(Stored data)
-------------------------

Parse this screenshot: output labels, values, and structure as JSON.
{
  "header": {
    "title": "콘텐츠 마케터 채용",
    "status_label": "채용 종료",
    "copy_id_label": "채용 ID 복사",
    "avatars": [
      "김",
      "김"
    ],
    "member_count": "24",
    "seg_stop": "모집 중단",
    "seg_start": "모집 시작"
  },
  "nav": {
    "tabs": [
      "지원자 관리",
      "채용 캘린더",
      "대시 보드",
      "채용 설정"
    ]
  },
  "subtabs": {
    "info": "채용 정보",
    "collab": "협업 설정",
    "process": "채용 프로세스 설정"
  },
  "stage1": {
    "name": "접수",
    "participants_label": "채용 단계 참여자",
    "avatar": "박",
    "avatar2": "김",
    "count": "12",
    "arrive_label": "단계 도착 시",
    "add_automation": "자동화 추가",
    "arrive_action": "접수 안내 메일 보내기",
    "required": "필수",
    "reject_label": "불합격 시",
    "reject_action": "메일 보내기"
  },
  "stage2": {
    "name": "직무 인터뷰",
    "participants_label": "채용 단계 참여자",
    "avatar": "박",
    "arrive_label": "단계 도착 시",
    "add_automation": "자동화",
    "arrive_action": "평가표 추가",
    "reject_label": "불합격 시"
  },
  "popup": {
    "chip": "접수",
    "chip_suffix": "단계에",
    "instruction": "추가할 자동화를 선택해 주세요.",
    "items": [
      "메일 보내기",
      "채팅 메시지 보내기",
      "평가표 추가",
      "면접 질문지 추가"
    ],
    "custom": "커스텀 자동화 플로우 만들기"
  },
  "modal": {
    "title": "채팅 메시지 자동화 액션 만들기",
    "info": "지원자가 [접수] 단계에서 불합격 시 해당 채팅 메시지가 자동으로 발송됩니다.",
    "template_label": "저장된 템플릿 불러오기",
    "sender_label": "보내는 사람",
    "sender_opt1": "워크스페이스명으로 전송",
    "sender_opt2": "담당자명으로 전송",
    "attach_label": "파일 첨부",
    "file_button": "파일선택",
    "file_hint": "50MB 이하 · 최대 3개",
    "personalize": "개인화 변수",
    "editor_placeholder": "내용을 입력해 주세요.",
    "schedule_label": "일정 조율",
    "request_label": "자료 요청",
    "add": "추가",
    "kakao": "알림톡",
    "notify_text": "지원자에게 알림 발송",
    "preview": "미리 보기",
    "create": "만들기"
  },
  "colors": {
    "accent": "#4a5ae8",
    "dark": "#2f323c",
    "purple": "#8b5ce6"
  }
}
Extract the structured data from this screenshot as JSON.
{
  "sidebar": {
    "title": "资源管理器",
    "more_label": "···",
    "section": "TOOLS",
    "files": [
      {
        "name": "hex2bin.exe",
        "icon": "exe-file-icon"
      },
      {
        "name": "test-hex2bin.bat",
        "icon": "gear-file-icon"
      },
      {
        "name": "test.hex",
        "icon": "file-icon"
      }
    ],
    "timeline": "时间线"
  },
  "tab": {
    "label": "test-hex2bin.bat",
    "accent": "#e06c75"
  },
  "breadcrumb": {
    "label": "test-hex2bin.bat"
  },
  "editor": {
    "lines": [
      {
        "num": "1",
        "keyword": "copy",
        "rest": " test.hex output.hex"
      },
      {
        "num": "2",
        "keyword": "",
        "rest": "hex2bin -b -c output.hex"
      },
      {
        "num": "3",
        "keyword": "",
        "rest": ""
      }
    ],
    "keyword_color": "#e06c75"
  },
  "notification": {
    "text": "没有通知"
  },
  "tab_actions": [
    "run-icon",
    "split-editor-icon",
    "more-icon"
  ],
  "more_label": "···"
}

-------------------------

» **INSTRUCTIONS FOR THE TASK**
Pick each line holding the word "rest" out of the data and copy it.

» **FULL OUTPUT**
        "rest": " test.hex output.hex"
        "rest": "hex2bin -b -c output.hex"
        "rest": ""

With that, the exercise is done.